* EXERCISE GOAL
Copy the records word for word, from the start through the line with "text-line: — mogą", including that line.
--- START PROVIDED ENTRIES ---
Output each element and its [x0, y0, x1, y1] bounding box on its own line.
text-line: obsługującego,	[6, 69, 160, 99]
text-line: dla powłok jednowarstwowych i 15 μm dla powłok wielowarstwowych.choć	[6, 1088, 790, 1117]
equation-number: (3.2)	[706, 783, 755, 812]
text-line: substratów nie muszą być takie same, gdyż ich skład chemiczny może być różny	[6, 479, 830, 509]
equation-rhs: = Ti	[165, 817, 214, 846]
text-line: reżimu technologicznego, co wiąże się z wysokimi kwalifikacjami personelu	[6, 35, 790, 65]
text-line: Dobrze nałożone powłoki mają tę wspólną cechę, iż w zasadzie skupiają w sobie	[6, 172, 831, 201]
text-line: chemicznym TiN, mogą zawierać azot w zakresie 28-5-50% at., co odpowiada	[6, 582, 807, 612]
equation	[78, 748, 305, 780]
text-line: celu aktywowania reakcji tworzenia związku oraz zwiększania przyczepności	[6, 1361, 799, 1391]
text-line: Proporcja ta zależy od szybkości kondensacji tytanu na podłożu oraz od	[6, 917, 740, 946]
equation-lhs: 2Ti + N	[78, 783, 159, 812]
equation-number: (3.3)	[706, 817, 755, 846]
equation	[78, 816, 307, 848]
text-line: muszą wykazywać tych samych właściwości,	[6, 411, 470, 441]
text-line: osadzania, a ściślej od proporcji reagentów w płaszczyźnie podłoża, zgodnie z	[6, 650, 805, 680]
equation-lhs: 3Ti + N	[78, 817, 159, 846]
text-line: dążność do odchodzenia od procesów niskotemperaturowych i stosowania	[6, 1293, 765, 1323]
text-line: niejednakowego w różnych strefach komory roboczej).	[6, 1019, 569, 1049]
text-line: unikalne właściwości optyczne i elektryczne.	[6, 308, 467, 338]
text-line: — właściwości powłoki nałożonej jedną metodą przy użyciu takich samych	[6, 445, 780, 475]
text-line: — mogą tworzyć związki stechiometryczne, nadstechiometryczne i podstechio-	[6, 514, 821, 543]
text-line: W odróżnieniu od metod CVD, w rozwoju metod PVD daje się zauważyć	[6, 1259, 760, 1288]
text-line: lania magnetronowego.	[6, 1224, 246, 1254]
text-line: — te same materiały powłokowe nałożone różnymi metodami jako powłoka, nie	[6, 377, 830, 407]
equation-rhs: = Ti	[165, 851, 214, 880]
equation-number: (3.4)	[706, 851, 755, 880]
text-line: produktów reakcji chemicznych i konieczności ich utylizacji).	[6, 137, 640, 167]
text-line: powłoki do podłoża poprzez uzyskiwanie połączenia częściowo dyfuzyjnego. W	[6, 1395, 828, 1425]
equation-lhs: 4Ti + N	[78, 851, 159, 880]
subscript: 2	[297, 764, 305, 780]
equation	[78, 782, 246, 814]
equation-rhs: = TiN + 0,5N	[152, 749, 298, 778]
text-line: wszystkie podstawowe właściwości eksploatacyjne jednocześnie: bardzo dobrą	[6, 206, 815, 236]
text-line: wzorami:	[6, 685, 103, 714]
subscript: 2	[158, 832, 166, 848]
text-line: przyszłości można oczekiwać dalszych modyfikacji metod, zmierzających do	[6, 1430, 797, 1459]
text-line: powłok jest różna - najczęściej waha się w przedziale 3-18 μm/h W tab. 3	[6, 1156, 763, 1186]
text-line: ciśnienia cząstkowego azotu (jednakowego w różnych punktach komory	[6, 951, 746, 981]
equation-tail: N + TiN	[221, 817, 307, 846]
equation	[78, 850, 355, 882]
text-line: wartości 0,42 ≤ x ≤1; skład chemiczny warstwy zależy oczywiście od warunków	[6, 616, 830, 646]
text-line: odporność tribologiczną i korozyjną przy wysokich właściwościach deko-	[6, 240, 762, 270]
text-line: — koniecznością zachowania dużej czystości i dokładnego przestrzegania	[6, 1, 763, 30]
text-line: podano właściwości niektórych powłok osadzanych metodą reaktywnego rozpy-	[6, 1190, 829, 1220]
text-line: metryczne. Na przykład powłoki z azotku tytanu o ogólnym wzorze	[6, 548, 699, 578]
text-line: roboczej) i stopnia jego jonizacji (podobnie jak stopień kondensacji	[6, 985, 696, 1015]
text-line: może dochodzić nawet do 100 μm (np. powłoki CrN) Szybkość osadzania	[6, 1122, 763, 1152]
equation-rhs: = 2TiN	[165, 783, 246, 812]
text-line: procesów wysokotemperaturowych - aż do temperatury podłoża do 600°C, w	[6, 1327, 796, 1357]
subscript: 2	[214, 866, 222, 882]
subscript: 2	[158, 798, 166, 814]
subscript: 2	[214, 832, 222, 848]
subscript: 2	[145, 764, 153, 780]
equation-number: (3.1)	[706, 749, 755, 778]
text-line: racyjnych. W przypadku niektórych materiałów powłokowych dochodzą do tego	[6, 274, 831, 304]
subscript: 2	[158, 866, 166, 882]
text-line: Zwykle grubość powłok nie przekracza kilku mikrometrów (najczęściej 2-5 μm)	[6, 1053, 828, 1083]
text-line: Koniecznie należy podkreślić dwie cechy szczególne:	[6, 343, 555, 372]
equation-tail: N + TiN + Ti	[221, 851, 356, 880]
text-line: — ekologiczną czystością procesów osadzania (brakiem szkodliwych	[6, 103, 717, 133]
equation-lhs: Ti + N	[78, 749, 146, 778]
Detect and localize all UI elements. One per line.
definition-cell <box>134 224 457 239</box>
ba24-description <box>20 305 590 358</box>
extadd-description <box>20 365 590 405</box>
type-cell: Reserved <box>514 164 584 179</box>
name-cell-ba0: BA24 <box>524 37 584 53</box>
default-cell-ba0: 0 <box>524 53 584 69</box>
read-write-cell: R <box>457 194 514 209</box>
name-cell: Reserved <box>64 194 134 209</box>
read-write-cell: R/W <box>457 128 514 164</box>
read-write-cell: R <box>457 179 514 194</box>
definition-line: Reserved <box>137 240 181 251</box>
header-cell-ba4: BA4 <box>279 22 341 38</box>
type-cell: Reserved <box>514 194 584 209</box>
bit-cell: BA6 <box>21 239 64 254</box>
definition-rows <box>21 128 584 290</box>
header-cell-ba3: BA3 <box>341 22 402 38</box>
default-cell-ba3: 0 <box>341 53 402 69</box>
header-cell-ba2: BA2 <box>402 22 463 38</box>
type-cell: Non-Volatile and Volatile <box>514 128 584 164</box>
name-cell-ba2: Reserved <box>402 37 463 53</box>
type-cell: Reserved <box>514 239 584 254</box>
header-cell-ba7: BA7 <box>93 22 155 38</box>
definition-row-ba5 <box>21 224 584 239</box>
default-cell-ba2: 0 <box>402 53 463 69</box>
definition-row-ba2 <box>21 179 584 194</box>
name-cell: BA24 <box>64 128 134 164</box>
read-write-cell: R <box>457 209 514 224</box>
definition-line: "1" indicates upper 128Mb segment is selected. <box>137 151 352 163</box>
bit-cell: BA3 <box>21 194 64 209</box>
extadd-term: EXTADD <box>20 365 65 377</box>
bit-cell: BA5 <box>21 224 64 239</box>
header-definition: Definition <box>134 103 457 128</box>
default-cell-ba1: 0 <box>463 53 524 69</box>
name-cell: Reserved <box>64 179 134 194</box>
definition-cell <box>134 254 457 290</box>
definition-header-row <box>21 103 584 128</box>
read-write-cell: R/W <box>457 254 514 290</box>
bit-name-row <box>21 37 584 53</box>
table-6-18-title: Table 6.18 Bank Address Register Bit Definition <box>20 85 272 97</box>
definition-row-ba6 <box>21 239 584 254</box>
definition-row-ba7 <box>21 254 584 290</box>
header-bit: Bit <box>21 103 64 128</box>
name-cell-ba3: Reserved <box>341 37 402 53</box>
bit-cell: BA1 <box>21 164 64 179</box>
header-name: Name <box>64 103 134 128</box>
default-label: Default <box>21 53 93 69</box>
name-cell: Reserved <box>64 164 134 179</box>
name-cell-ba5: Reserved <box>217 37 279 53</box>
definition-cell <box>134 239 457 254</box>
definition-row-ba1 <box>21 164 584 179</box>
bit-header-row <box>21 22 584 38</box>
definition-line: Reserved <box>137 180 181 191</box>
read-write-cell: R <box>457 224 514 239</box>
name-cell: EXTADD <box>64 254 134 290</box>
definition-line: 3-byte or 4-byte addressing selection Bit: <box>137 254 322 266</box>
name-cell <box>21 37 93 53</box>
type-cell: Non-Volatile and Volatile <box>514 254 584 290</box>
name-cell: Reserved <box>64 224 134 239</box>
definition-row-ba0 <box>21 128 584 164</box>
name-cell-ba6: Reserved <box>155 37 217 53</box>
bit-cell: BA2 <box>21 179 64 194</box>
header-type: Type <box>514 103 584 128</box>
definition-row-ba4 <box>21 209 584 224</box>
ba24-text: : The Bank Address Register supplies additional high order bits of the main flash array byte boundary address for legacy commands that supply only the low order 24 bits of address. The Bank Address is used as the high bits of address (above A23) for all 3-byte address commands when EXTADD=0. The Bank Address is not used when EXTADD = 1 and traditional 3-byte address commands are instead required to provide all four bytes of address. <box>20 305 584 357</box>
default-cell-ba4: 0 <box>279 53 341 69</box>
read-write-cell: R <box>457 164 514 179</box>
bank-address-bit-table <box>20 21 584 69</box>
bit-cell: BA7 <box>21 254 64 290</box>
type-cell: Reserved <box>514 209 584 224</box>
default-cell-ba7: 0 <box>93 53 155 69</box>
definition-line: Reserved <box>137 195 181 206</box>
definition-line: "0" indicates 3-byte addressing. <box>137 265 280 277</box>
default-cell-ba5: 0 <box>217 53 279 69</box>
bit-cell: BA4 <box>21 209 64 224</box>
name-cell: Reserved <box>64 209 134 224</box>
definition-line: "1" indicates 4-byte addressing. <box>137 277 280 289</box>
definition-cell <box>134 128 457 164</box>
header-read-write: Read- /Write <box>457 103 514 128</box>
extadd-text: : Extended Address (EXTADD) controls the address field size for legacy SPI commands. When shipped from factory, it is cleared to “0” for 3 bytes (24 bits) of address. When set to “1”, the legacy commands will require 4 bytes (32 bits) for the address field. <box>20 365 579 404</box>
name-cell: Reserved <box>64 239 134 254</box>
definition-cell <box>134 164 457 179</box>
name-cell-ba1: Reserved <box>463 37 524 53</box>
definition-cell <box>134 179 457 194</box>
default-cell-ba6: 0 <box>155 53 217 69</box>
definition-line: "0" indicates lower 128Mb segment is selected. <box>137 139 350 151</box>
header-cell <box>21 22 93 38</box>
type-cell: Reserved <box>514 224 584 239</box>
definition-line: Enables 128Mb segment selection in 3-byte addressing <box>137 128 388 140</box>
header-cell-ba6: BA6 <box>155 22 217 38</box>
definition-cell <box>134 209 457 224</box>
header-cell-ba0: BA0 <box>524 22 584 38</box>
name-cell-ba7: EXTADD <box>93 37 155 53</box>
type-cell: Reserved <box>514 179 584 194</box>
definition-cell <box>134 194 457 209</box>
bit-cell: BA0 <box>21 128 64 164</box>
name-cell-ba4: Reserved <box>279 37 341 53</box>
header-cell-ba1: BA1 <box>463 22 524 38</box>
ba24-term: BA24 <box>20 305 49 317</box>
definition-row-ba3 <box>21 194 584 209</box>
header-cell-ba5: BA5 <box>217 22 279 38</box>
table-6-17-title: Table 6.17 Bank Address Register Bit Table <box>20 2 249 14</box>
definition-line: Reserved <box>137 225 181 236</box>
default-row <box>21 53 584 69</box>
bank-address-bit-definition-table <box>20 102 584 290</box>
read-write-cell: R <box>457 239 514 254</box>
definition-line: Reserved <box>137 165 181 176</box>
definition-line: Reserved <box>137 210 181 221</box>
--- END PROVIDED ENTRIES ---
* FINISHED EXERCISE
Output each element and its [x0, y0, x1, y1] bounding box on its own line.
text-line: obsługującego,	[6, 69, 160, 99]
text-line: dla powłok jednowarstwowych i 15 μm dla powłok wielowarstwowych.choć	[6, 1088, 790, 1117]
equation-number: (3.2)	[706, 783, 755, 812]
text-line: substratów nie muszą być takie same, gdyż ich skład chemiczny może być różny	[6, 479, 830, 509]
equation-rhs: = Ti	[165, 817, 214, 846]
text-line: reżimu technologicznego, co wiąże się z wysokimi kwalifikacjami personelu	[6, 35, 790, 65]
text-line: Dobrze nałożone powłoki mają tę wspólną cechę, iż w zasadzie skupiają w sobie	[6, 172, 831, 201]
text-line: chemicznym TiN, mogą zawierać azot w zakresie 28-5-50% at., co odpowiada	[6, 582, 807, 612]
equation	[78, 748, 305, 780]
text-line: celu aktywowania reakcji tworzenia związku oraz zwiększania przyczepności	[6, 1361, 799, 1391]
text-line: Proporcja ta zależy od szybkości kondensacji tytanu na podłożu oraz od	[6, 917, 740, 946]
equation-lhs: 2Ti + N	[78, 783, 159, 812]
equation-number: (3.3)	[706, 817, 755, 846]
equation	[78, 816, 307, 848]
text-line: muszą wykazywać tych samych właściwości,	[6, 411, 470, 441]
text-line: osadzania, a ściślej od proporcji reagentów w płaszczyźnie podłoża, zgodnie z	[6, 650, 805, 680]
equation-lhs: 3Ti + N	[78, 817, 159, 846]
text-line: dążność do odchodzenia od procesów niskotemperaturowych i stosowania	[6, 1293, 765, 1323]
text-line: niejednakowego w różnych strefach komory roboczej).	[6, 1019, 569, 1049]
text-line: unikalne właściwości optyczne i elektryczne.	[6, 308, 467, 338]
text-line: — właściwości powłoki nałożonej jedną metodą przy użyciu takich samych	[6, 445, 780, 475]
text-line: — mogą tworzyć związki stechiometryczne, nadstechiometryczne i podstechio-	[6, 514, 821, 543]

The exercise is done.